** BEGIN PROVIDED MATERIAL **

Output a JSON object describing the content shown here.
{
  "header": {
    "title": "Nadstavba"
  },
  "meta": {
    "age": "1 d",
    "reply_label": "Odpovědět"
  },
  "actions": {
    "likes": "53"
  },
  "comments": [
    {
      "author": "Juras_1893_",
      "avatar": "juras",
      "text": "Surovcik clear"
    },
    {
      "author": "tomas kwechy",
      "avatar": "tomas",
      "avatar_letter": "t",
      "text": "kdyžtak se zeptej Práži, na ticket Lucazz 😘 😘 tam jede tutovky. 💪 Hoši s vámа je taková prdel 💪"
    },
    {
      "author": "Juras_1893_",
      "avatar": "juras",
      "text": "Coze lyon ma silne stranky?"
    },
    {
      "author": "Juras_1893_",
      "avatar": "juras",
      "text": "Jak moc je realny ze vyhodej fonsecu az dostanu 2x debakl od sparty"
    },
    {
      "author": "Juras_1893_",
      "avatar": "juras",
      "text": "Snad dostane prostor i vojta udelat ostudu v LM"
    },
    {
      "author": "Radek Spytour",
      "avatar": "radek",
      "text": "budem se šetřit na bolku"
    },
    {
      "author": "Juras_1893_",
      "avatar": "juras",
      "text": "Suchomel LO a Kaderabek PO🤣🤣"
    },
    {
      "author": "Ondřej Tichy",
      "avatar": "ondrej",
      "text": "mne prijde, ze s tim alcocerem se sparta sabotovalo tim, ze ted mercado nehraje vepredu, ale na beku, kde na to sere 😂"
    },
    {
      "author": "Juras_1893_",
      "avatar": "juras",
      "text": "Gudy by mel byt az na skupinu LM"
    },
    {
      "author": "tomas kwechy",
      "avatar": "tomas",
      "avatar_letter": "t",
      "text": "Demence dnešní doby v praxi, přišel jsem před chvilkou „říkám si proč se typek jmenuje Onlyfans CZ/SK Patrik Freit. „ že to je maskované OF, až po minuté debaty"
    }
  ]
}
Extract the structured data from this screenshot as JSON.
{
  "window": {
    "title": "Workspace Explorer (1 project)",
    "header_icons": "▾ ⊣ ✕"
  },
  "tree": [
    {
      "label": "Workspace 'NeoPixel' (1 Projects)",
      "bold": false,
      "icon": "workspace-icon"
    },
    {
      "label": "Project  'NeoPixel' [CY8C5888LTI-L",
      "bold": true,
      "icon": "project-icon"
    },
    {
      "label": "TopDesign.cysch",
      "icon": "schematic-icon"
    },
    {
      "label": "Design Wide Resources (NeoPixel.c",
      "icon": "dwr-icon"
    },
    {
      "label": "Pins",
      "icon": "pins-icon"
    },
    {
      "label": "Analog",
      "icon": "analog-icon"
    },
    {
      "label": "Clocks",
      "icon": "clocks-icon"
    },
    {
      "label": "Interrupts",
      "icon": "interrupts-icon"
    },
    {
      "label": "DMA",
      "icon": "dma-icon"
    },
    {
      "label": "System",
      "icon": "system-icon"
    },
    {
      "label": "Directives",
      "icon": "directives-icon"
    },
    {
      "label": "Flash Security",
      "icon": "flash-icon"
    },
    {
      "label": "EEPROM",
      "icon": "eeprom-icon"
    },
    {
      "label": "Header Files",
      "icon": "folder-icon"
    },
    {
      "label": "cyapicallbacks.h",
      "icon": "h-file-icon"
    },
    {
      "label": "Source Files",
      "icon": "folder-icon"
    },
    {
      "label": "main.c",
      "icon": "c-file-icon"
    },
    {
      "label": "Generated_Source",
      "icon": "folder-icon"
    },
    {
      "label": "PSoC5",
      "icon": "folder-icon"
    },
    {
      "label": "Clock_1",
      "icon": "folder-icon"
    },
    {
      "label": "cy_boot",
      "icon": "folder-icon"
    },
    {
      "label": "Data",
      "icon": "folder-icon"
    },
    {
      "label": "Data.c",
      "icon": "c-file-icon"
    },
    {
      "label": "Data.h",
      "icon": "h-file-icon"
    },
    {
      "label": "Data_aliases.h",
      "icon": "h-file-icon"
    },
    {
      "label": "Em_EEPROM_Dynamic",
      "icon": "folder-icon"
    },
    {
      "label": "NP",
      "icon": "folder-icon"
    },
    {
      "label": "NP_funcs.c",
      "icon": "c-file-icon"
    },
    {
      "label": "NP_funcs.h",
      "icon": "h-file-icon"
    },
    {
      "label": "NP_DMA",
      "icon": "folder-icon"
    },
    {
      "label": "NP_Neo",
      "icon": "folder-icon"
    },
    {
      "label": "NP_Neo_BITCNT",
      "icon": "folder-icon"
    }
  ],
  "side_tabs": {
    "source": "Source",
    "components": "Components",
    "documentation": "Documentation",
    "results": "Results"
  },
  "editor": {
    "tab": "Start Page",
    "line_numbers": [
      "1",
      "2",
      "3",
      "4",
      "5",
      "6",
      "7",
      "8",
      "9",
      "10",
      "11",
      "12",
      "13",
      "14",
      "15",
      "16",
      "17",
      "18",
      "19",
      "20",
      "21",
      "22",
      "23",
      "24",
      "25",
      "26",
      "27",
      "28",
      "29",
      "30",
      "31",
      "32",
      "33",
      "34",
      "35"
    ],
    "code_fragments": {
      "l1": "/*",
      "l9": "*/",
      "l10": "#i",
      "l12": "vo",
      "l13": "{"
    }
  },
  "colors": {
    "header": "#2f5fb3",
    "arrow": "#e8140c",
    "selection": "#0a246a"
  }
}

** END PROVIDED MATERIAL **

REQUIREMENT: Copy every line exactly. Leave nothing out.

RESPONSE TO THE EXERCISE:
Output a JSON object describing the content shown here.
{
  "header": {
    "title": "Nadstavba"
  },
  "meta": {
    "age": "1 d",
    "reply_label": "Odpovědět"
  },
  "actions": {
    "likes": "53"
  },
  "comments": [
    {
      "author": "Juras_1893_",
      "avatar": "juras",
      "text": "Surovcik clear"
    },
    {
      "author": "tomas kwechy",
      "avatar": "tomas",
      "avatar_letter": "t",
      "text": "kdyžtak se zeptej Práži, na ticket Lucazz 😘 😘 tam jede tutovky. 💪 Hoši s vámа je taková prdel 💪"
    },
    {
      "author": "Juras_1893_",
      "avatar": "juras",
      "text": "Coze lyon ma silne stranky?"
    },
    {
      "author": "Juras_1893_",
      "avatar": "juras",
      "text": "Jak moc je realny ze vyhodej fonsecu az dostanu 2x debakl od sparty"
    },
    {
      "author": "Juras_1893_",
      "avatar": "juras",
      "text": "Snad dostane prostor i vojta udelat ostudu v LM"
    },
    {
      "author": "Radek Spytour",
      "avatar": "radek",
      "text": "budem se šetřit na bolku"
    },
    {
      "author": "Juras_1893_",
      "avatar": "juras",
      "text": "Suchomel LO a Kaderabek PO🤣🤣"
    },
    {
      "author": "Ondřej Tichy",
      "avatar": "ondrej",
      "text": "mne prijde, ze s tim alcocerem se sparta sabotovalo tim, ze ted mercado nehraje vepredu, ale na beku, kde na to sere 😂"
    },
    {
      "author": "Juras_1893_",
      "avatar": "juras",
      "text": "Gudy by mel byt az na skupinu LM"
    },
    {
      "author": "tomas kwechy",
      "avatar": "tomas",
      "avatar_letter": "t",
      "text": "Demence dnešní doby v praxi, přišel jsem před chvilkou „říkám si proč se typek jmenuje Onlyfans CZ/SK Patrik Freit. „ že to je maskované OF, až po minuté debaty"
    }
  ]
}
Extract the structured data from this screenshot as JSON.
{
  "window": {
    "title": "Workspace Explorer (1 project)",
    "header_icons": "▾ ⊣ ✕"
  },
  "tree": [
    {
      "label": "Workspace 'NeoPixel' (1 Projects)",
      "bold": false,
      "icon": "workspace-icon"
    },
    {
      "label": "Project  'NeoPixel' [CY8C5888LTI-L",
      "bold": true,
      "icon": "project-icon"
    },
    {
      "label": "TopDesign.cysch",
      "icon": "schematic-icon"
    },
    {
      "label": "Design Wide Resources (NeoPixel.c",
      "icon": "dwr-icon"
    },
    {
      "label": "Pins",
      "icon": "pins-icon"
    },
    {
      "label": "Analog",
      "icon": "analog-icon"
    },
    {
      "label": "Clocks",
      "icon": "clocks-icon"
    },
    {
      "label": "Interrupts",
      "icon": "interrupts-icon"
    },
    {
      "label": "DMA",
      "icon": "dma-icon"
    },
    {
      "label": "System",
      "icon": "system-icon"
    },
    {
      "label": "Directives",
      "icon": "directives-icon"
    },
    {
      "label": "Flash Security",
      "icon": "flash-icon"
    },
    {
      "label": "EEPROM",
      "icon": "eeprom-icon"
    },
    {
      "label": "Header Files",
      "icon": "folder-icon"
    },
    {
      "label": "cyapicallbacks.h",
      "icon": "h-file-icon"
    },
    {
      "label": "Source Files",
      "icon": "folder-icon"
    },
    {
      "label": "main.c",
      "icon": "c-file-icon"
    },
    {
      "label": "Generated_Source",
      "icon": "folder-icon"
    },
    {
      "label": "PSoC5",
      "icon": "folder-icon"
    },
    {
      "label": "Clock_1",
      "icon": "folder-icon"
    },
    {
      "label": "cy_boot",
      "icon": "folder-icon"
    },
    {
      "label": "Data",
      "icon": "folder-icon"
    },
    {
      "label": "Data.c",
      "icon": "c-file-icon"
    },
    {
      "label": "Data.h",
      "icon": "h-file-icon"
    },
    {
      "label": "Data_aliases.h",
      "icon": "h-file-icon"
    },
    {
      "label": "Em_EEPROM_Dynamic",
      "icon": "folder-icon"
    },
    {
      "label": "NP",
      "icon": "folder-icon"
    },
    {
      "label": "NP_funcs.c",
      "icon": "c-file-icon"
    },
    {
      "label": "NP_funcs.h",
      "icon": "h-file-icon"
    },
    {
      "label": "NP_DMA",
      "icon": "folder-icon"
    },
    {
      "label": "NP_Neo",
      "icon": "folder-icon"
    },
    {
      "label": "NP_Neo_BITCNT",
      "icon": "folder-icon"
    }
  ],
  "side_tabs": {
    "source": "Source",
    "components": "Components",
    "documentation": "Documentation",
    "results": "Results"
  },
  "editor": {
    "tab": "Start Page",
    "line_numbers": [
      "1",
      "2",
      "3",
      "4",
      "5",
      "6",
      "7",
      "8",
      "9",
      "10",
      "11",
      "12",
      "13",
      "14",
      "15",
      "16",
      "17",
      "18",
      "19",
      "20",
      "21",
      "22",
      "23",
      "24",
      "25",
      "26",
      "27",
      "28",
      "29",
      "30",
      "31",
      "32",
      "33",
      "34",
      "35"
    ],
    "code_fragments": {
      "l1": "/*",
      "l9": "*/",
      "l10": "#i",
      "l12": "vo",
      "l13": "{"
    }
  },
  "colors": {
    "header": "#2f5fb3",
    "arrow": "#e8140c",
    "selection": "#0a246a"
  }
}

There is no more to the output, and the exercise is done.